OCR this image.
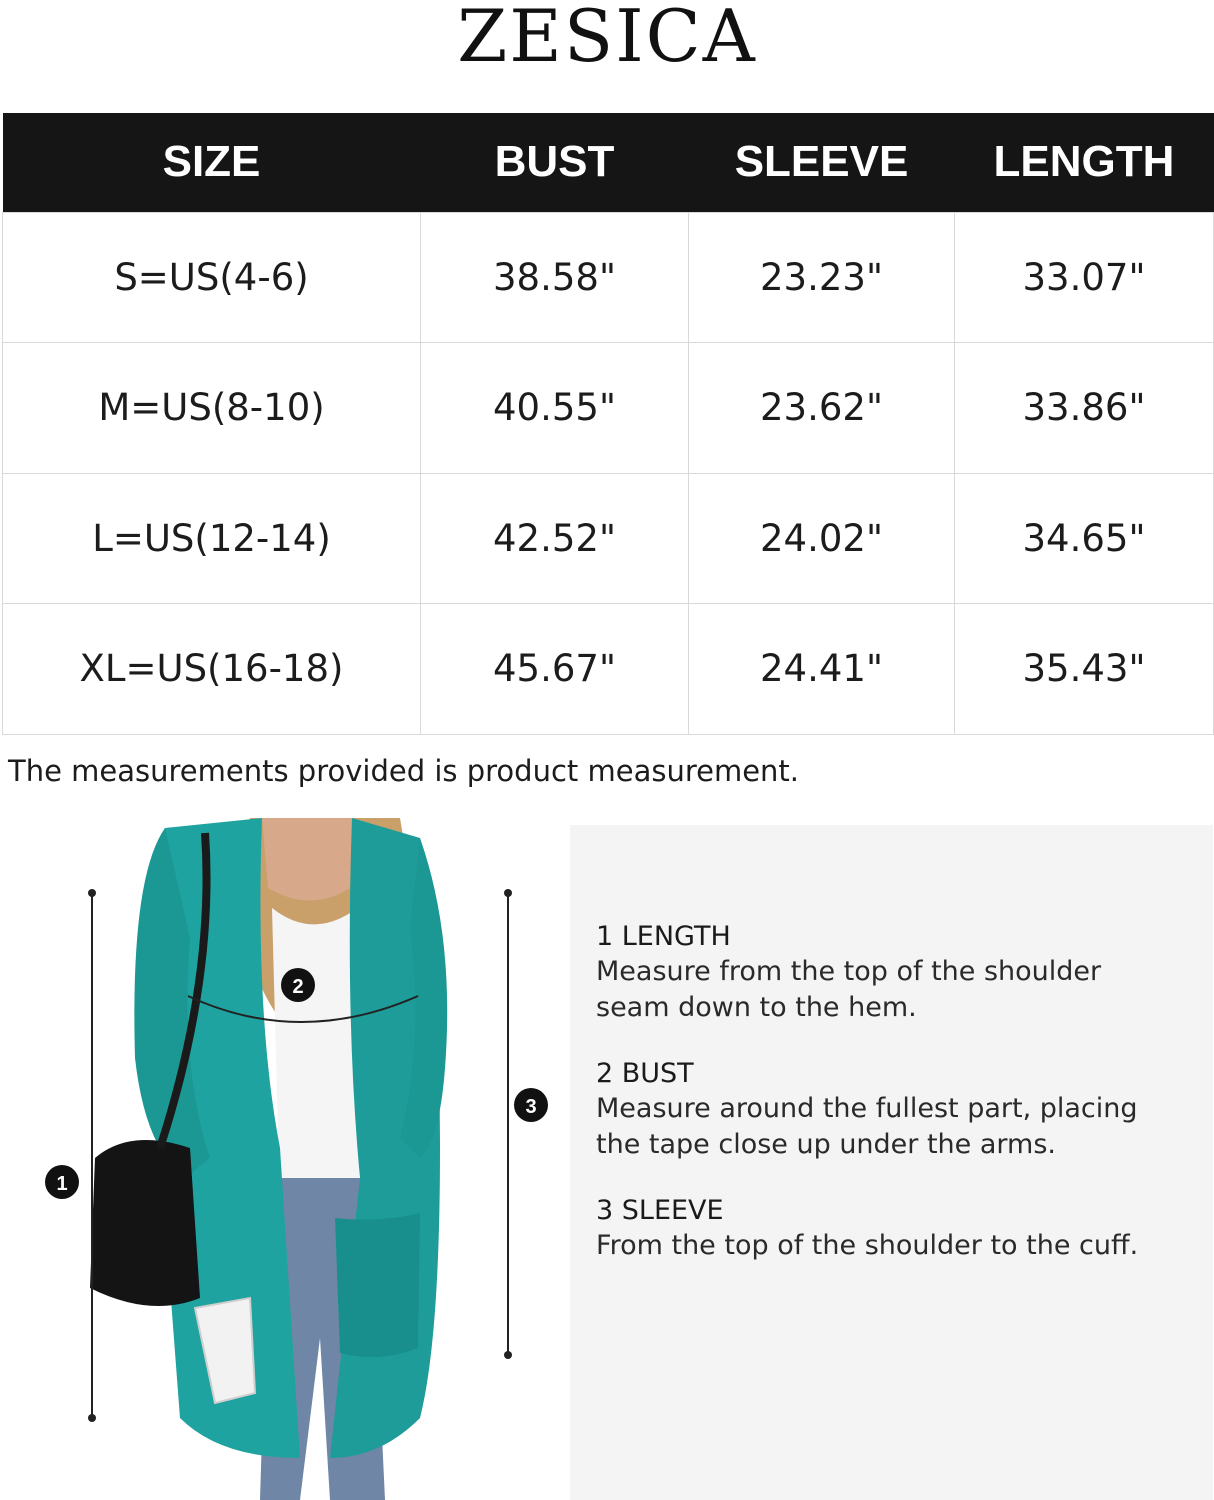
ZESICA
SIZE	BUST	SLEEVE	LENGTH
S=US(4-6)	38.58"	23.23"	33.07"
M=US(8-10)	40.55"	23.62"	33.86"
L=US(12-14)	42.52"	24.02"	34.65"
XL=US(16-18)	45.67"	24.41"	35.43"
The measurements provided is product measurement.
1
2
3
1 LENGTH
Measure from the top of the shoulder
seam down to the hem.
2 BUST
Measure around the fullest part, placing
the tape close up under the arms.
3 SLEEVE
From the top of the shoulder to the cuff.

** WHAT THE TASK ASKS **
Make an exact copy of all the material, but keep the pictures out of it.

** OUTPUT OF THE EXERCISE **
OCR this image.
ZESICA
SIZE	BUST	SLEEVE	LENGTH
S=US(4-6)	38.58"	23.23"	33.07"
M=US(8-10)	40.55"	23.62"	33.86"
L=US(12-14)	42.52"	24.02"	34.65"
XL=US(16-18)	45.67"	24.41"	35.43"
The measurements provided is product measurement.
1
2
3
1 LENGTH
Measure from the top of the shoulder
seam down to the hem.
2 BUST
Measure around the fullest part, placing
the tape close up under the arms.
3 SLEEVE
From the top of the shoulder to the cuff.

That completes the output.